--- BEGIN ---

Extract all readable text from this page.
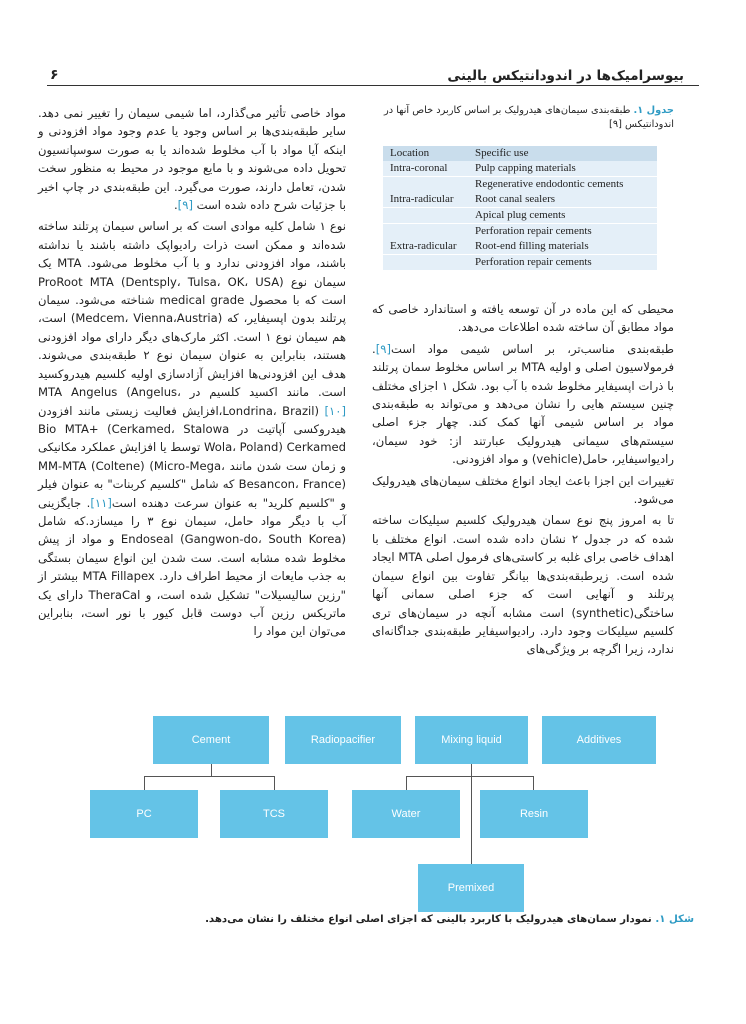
۶	بیوسرامیک‌ها در اندودانتیکس بالینی
جدول ۱. طبقه‌بندی سیمان‌های هیدرولیک بر اساس کاربرد خاص آنها در اندودانتیکس [۹]
Location	Specific use
Intra-coronal	Pulp capping materials
	Regenerative endodontic cements
Intra-radicular	Root canal sealers
	Apical plug cements
	Perforation repair cements
Extra-radicular	Root-end filling materials
	Perforation repair cements

محیطی که این ماده در آن توسعه یافته و استاندارد خاصی که مواد مطابق آن ساخته شده اطلاعات می‌دهد.

طبقه‌بندی مناسب‌تر، بر اساس شیمی مواد است[۹]. فرمولاسیون اصلی و اولیه MTA بر اساس مخلوط سمان پرتلند با ذرات اپسیفایر مخلوط شده با آب بود. شکل ۱ اجزای مختلف چنین سیستم هایی را نشان می‌دهد و می‌تواند به طبقه‌بندی مواد بر اساس شیمی آنها کمک کند. چهار جزء اصلی سیستم‌های سیمانی هیدرولیک عبارتند از: خود سیمان، رادیواسیفایر، حامل(vehicle) و مواد افزودنی.

تغییرات این اجزا باعث ایجاد انواع مختلف سیمان‌های هیدرولیک می‌شود.

تا به امروز پنج نوع سمان هیدرولیک کلسیم سیلیکات ساخته شده که در جدول ۲ نشان داده شده است. انواع مختلف با اهداف خاصی برای غلبه بر کاستی‌های فرمول اصلی MTA ایجاد شده است. زیرطبقه‌بندی‌ها بیانگر تفاوت بین انواع سیمان پرتلند و آنهایی است که جزء اصلی سمانی آنها ساختگی(synthetic) است مشابه آنچه در سیمان‌های تری کلسیم سیلیکات وجود دارد. رادیواسیفایر طبقه‌بندی جداگانه‌ای ندارد، زیرا اگرچه بر ویژگی‌های

مواد خاصی تأثیر می‌گذارد، اما شیمی سیمان را تغییر نمی دهد. سایر طبقه‌بندی‌ها بر اساس وجود یا عدم وجود مواد افزودنی و اینکه آیا مواد با آب مخلوط شده‌اند یا به صورت سوسپانسیون تحویل داده می‌شوند و با مایع موجود در محیط به منظور سخت شدن، تعامل دارند، صورت می‌گیرد. این طبقه‌بندی در چاپ اخیر با جزئیات شرح داده شده است [۹].

نوع ۱ شامل کلیه موادی است که بر اساس سیمان پرتلند ساخته شده‌اند و ممکن است ذرات رادیواپک داشته باشند یا نداشته باشند، مواد افزودنی ندارد و با آب مخلوط می‌شود. MTA یک سیمان نوع ProRoot MTA (Dentsply، Tulsa، OK، USA) است که با محصول medical grade شناخته می‌شود. سیمان پرتلند بدون اپسیفایر، که (Medcem، Vienna،Austria) است، هم سیمان نوع ۱ است. اکثر مارک‌های دیگر دارای مواد افزودنی هستند، بنابراین به عنوان سیمان نوع ۲ طبقه‌بندی می‌شوند. هدف این افزودنی‌ها افزایش آزادسازی اولیه کلسیم هیدروکسید است. مانند اکسید کلسیم در MTA Angelus (Angelus، Londrina، Brazil) [۱۰]،افزایش فعالیت زیستی مانند افزودن هیدروکسی آپاتیت در Bio MTA+ (Cerkamed، Stalowa Wola، Poland) Cerkamed توسط یا افزایش عملکرد مکانیکی و زمان ست شدن مانند MM-MTA (Coltene) (Micro-Mega، Besancon، France) که شامل "کلسیم کربنات" به عنوان فیلر و "کلسیم کلرید" به عنوان سرعت دهنده است[۱۱]. جایگزینی آب با دیگر مواد حامل، سیمان نوع ۳ را میسازد.که شامل Endoseal (Gangwon-do، South Korea) و مواد از پیش مخلوط شده مشابه است. ست شدن این انواع سیمان بستگی به جذب مایعات از محیط اطراف دارد. MTA Fillapex بیشتر از "رزین سالیسیلات" تشکیل شده است، و TheraCal دارای یک ماتریکس رزین آب دوست قابل کیور با نور است، بنابراین می‌توان این مواد را

Cement	Radiopacifier	Mixing liquid	Additives
PC	TCS	Water	Resin
Premixed
شکل ۱. نمودار سمان‌های هیدرولیک با کاربرد بالینی که اجزای اصلی انواع مختلف را نشان می‌دهد.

--- END ---

Reproduce the material above verbatim; omit every picture.

Extract all readable text from this page.
۶	بیوسرامیک‌ها در اندودانتیکس بالینی
جدول ۱. طبقه‌بندی سیمان‌های هیدرولیک بر اساس کاربرد خاص آنها در اندودانتیکس [۹]
Location	Specific use
Intra-coronal	Pulp capping materials
	Regenerative endodontic cements
Intra-radicular	Root canal sealers
	Apical plug cements
	Perforation repair cements
Extra-radicular	Root-end filling materials
	Perforation repair cements

محیطی که این ماده در آن توسعه یافته و استاندارد خاصی که مواد مطابق آن ساخته شده اطلاعات می‌دهد.

طبقه‌بندی مناسب‌تر، بر اساس شیمی مواد است[۹]. فرمولاسیون اصلی و اولیه MTA بر اساس مخلوط سمان پرتلند با ذرات اپسیفایر مخلوط شده با آب بود. شکل ۱ اجزای مختلف چنین سیستم هایی را نشان می‌دهد و می‌تواند به طبقه‌بندی مواد بر اساس شیمی آنها کمک کند. چهار جزء اصلی سیستم‌های سیمانی هیدرولیک عبارتند از: خود سیمان، رادیواسیفایر، حامل(vehicle) و مواد افزودنی.

تغییرات این اجزا باعث ایجاد انواع مختلف سیمان‌های هیدرولیک می‌شود.

تا به امروز پنج نوع سمان هیدرولیک کلسیم سیلیکات ساخته شده که در جدول ۲ نشان داده شده است. انواع مختلف با اهداف خاصی برای غلبه بر کاستی‌های فرمول اصلی MTA ایجاد شده است. زیرطبقه‌بندی‌ها بیانگر تفاوت بین انواع سیمان پرتلند و آنهایی است که جزء اصلی سمانی آنها ساختگی(synthetic) است مشابه آنچه در سیمان‌های تری کلسیم سیلیکات وجود دارد. رادیواسیفایر طبقه‌بندی جداگانه‌ای ندارد، زیرا اگرچه بر ویژگی‌های

مواد خاصی تأثیر می‌گذارد، اما شیمی سیمان را تغییر نمی دهد. سایر طبقه‌بندی‌ها بر اساس وجود یا عدم وجود مواد افزودنی و اینکه آیا مواد با آب مخلوط شده‌اند یا به صورت سوسپانسیون تحویل داده می‌شوند و با مایع موجود در محیط به منظور سخت شدن، تعامل دارند، صورت می‌گیرد. این طبقه‌بندی در چاپ اخیر با جزئیات شرح داده شده است [۹].

نوع ۱ شامل کلیه موادی است که بر اساس سیمان پرتلند ساخته شده‌اند و ممکن است ذرات رادیواپک داشته باشند یا نداشته باشند، مواد افزودنی ندارد و با آب مخلوط می‌شود. MTA یک سیمان نوع ProRoot MTA (Dentsply، Tulsa، OK، USA) است که با محصول medical grade شناخته می‌شود. سیمان پرتلند بدون اپسیفایر، که (Medcem، Vienna،Austria) است، هم سیمان نوع ۱ است. اکثر مارک‌های دیگر دارای مواد افزودنی هستند، بنابراین به عنوان سیمان نوع ۲ طبقه‌بندی می‌شوند. هدف این افزودنی‌ها افزایش آزادسازی اولیه کلسیم هیدروکسید است. مانند اکسید کلسیم در MTA Angelus (Angelus، Londrina، Brazil) [۱۰]،افزایش فعالیت زیستی مانند افزودن هیدروکسی آپاتیت در Bio MTA+ (Cerkamed، Stalowa Wola، Poland) Cerkamed توسط یا افزایش عملکرد مکانیکی و زمان ست شدن مانند MM-MTA (Coltene) (Micro-Mega، Besancon، France) که شامل "کلسیم کربنات" به عنوان فیلر و "کلسیم کلرید" به عنوان سرعت دهنده است[۱۱]. جایگزینی آب با دیگر مواد حامل، سیمان نوع ۳ را میسازد.که شامل Endoseal (Gangwon-do، South Korea) و مواد از پیش مخلوط شده مشابه است. ست شدن این انواع سیمان بستگی به جذب مایعات از محیط اطراف دارد. MTA Fillapex بیشتر از "رزین سالیسیلات" تشکیل شده است، و TheraCal دارای یک ماتریکس رزین آب دوست قابل کیور با نور است، بنابراین می‌توان این مواد را

Cement	Radiopacifier	Mixing liquid	Additives
PC	TCS	Water	Resin
Premixed
شکل ۱. نمودار سمان‌های هیدرولیک با کاربرد بالینی که اجزای اصلی انواع مختلف را نشان می‌دهد.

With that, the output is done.